EXERCISE REQUIREMENTS | Every record should be written out exactly, please.

[Recorded data]
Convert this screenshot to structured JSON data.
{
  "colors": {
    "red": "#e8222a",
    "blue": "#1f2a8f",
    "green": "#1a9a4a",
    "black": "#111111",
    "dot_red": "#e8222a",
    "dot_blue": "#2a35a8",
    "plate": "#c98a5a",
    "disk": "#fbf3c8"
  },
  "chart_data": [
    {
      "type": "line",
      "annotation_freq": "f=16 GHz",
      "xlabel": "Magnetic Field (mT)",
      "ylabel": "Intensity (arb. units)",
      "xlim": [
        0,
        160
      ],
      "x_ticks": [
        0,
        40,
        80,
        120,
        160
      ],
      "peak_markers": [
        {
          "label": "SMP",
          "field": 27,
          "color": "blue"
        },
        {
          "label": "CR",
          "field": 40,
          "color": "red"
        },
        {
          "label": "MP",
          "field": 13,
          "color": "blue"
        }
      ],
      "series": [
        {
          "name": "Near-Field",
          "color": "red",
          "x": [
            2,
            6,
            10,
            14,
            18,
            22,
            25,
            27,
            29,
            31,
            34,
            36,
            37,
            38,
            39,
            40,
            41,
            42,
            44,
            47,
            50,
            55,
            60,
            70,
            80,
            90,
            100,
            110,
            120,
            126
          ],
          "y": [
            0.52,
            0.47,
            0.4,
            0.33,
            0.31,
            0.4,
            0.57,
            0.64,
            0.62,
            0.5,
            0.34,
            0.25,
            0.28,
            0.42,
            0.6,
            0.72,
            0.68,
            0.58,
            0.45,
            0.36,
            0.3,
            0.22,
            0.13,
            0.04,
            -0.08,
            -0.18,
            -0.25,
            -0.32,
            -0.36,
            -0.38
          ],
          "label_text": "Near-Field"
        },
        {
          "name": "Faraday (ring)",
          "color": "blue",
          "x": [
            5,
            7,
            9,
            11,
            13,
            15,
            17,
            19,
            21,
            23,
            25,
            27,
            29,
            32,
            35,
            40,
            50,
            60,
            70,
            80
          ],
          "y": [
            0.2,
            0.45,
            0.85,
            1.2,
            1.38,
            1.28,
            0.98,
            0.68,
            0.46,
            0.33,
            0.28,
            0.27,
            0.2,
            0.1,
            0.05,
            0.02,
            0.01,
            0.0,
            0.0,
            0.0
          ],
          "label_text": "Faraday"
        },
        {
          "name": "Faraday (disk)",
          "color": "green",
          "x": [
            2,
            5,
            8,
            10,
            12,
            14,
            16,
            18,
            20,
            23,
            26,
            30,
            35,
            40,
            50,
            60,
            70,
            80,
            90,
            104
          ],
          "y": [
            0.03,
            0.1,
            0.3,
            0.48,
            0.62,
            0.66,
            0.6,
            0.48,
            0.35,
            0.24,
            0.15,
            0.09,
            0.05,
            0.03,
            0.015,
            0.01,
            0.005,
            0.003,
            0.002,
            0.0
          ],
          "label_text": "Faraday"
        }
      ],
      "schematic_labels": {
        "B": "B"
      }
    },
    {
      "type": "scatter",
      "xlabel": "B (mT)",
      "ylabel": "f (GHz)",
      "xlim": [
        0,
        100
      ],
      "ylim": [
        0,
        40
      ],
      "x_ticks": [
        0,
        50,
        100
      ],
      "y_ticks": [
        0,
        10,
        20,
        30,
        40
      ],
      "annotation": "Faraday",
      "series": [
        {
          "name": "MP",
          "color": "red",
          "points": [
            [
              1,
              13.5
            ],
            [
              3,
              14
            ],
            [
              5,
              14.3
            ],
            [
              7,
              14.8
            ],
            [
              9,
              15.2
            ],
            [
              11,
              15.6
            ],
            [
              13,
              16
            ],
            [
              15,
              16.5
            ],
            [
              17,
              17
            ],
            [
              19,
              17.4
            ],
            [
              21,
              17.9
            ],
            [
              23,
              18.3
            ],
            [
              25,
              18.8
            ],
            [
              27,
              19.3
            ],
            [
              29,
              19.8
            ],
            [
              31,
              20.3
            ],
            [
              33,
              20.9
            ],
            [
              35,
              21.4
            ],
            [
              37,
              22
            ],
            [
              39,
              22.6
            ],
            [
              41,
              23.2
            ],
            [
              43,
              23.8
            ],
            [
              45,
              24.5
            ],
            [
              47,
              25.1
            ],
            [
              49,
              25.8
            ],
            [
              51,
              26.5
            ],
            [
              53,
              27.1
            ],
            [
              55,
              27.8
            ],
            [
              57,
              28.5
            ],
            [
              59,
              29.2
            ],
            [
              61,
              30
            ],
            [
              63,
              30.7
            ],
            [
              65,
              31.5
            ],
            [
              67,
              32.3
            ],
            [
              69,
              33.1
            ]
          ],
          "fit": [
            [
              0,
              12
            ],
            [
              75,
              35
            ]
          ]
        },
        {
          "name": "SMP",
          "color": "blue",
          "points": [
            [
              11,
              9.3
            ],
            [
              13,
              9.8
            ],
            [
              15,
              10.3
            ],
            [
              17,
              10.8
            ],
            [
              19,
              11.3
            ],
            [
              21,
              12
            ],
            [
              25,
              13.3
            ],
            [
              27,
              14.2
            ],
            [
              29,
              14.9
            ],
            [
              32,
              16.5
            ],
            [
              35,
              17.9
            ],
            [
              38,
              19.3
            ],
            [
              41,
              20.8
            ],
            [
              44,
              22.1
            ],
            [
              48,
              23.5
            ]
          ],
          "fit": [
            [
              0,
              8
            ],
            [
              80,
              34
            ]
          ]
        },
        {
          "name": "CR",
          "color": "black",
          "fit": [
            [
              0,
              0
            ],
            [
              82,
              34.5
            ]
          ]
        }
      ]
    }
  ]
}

RESPONSE TO THIS EXERCISE |
Convert this screenshot to structured JSON data.
{
  "colors": {
    "red": "#e8222a",
    "blue": "#1f2a8f",
    "green": "#1a9a4a",
    "black": "#111111",
    "dot_red": "#e8222a",
    "dot_blue": "#2a35a8",
    "plate": "#c98a5a",
    "disk": "#fbf3c8"
  },
  "chart_data": [
    {
      "type": "line",
      "annotation_freq": "f=16 GHz",
      "xlabel": "Magnetic Field (mT)",
      "ylabel": "Intensity (arb. units)",
      "xlim": [
        0,
        160
      ],
      "x_ticks": [
        0,
        40,
        80,
        120,
        160
      ],
      "peak_markers": [
        {
          "label": "SMP",
          "field": 27,
          "color": "blue"
        },
        {
          "label": "CR",
          "field": 40,
          "color": "red"
        },
        {
          "label": "MP",
          "field": 13,
          "color": "blue"
        }
      ],
      "series": [
        {
          "name": "Near-Field",
          "color": "red",
          "x": [
            2,
            6,
            10,
            14,
            18,
            22,
            25,
            27,
            29,
            31,
            34,
            36,
            37,
            38,
            39,
            40,
            41,
            42,
            44,
            47,
            50,
            55,
            60,
            70,
            80,
            90,
            100,
            110,
            120,
            126
          ],
          "y": [
            0.52,
            0.47,
            0.4,
            0.33,
            0.31,
            0.4,
            0.57,
            0.64,
            0.62,
            0.5,
            0.34,
            0.25,
            0.28,
            0.42,
            0.6,
            0.72,
            0.68,
            0.58,
            0.45,
            0.36,
            0.3,
            0.22,
            0.13,
            0.04,
            -0.08,
            -0.18,
            -0.25,
            -0.32,
            -0.36,
            -0.38
          ],
          "label_text": "Near-Field"
        },
        {
          "name": "Faraday (ring)",
          "color": "blue",
          "x": [
            5,
            7,
            9,
            11,
            13,
            15,
            17,
            19,
            21,
            23,
            25,
            27,
            29,
            32,
            35,
            40,
            50,
            60,
            70,
            80
          ],
          "y": [
            0.2,
            0.45,
            0.85,
            1.2,
            1.38,
            1.28,
            0.98,
            0.68,
            0.46,
            0.33,
            0.28,
            0.27,
            0.2,
            0.1,
            0.05,
            0.02,
            0.01,
            0.0,
            0.0,
            0.0
          ],
          "label_text": "Faraday"
        },
        {
          "name": "Faraday (disk)",
          "color": "green",
          "x": [
            2,
            5,
            8,
            10,
            12,
            14,
            16,
            18,
            20,
            23,
            26,
            30,
            35,
            40,
            50,
            60,
            70,
            80,
            90,
            104
          ],
          "y": [
            0.03,
            0.1,
            0.3,
            0.48,
            0.62,
            0.66,
            0.6,
            0.48,
            0.35,
            0.24,
            0.15,
            0.09,
            0.05,
            0.03,
            0.015,
            0.01,
            0.005,
            0.003,
            0.002,
            0.0
          ],
          "label_text": "Faraday"
        }
      ],
      "schematic_labels": {
        "B": "B"
      }
    },
    {
      "type": "scatter",
      "xlabel": "B (mT)",
      "ylabel": "f (GHz)",
      "xlim": [
        0,
        100
      ],
      "ylim": [
        0,
        40
      ],
      "x_ticks": [
        0,
        50,
        100
      ],
      "y_ticks": [
        0,
        10,
        20,
        30,
        40
      ],
      "annotation": "Faraday",
      "series": [
        {
          "name": "MP",
          "color": "red",
          "points": [
            [
              1,
              13.5
            ],
            [
              3,
              14
            ],
            [
              5,
              14.3
            ],
            [
              7,
              14.8
            ],
            [
              9,
              15.2
            ],
            [
              11,
              15.6
            ],
            [
              13,
              16
            ],
            [
              15,
              16.5
            ],
            [
              17,
              17
            ],
            [
              19,
              17.4
            ],
            [
              21,
              17.9
            ],
            [
              23,
              18.3
            ],
            [
              25,
              18.8
            ],
            [
              27,
              19.3
            ],
            [
              29,
              19.8
            ],
            [
              31,
              20.3
            ],
            [
              33,
              20.9
            ],
            [
              35,
              21.4
            ],
            [
              37,
              22
            ],
            [
              39,
              22.6
            ],
            [
              41,
              23.2
            ],
            [
              43,
              23.8
            ],
            [
              45,
              24.5
            ],
            [
              47,
              25.1
            ],
            [
              49,
              25.8
            ],
            [
              51,
              26.5
            ],
            [
              53,
              27.1
            ],
            [
              55,
              27.8
            ],
            [
              57,
              28.5
            ],
            [
              59,
              29.2
            ],
            [
              61,
              30
            ],
            [
              63,
              30.7
            ],
            [
              65,
              31.5
            ],
            [
              67,
              32.3
            ],
            [
              69,
              33.1
            ]
          ],
          "fit": [
            [
              0,
              12
            ],
            [
              75,
              35
            ]
          ]
        },
        {
          "name": "SMP",
          "color": "blue",
          "points": [
            [
              11,
              9.3
            ],
            [
              13,
              9.8
            ],
            [
              15,
              10.3
            ],
            [
              17,
              10.8
            ],
            [
              19,
              11.3
            ],
            [
              21,
              12
            ],
            [
              25,
              13.3
            ],
            [
              27,
              14.2
            ],
            [
              29,
              14.9
            ],
            [
              32,
              16.5
            ],
            [
              35,
              17.9
            ],
            [
              38,
              19.3
            ],
            [
              41,
              20.8
            ],
            [
              44,
              22.1
            ],
            [
              48,
              23.5
            ]
          ],
          "fit": [
            [
              0,
              8
            ],
            [
              80,
              34
            ]
          ]
        },
        {
          "name": "CR",
          "color": "black",
          "fit": [
            [
              0,
              0
            ],
            [
              82,
              34.5
            ]
          ]
        }
      ]
    }
  ]
}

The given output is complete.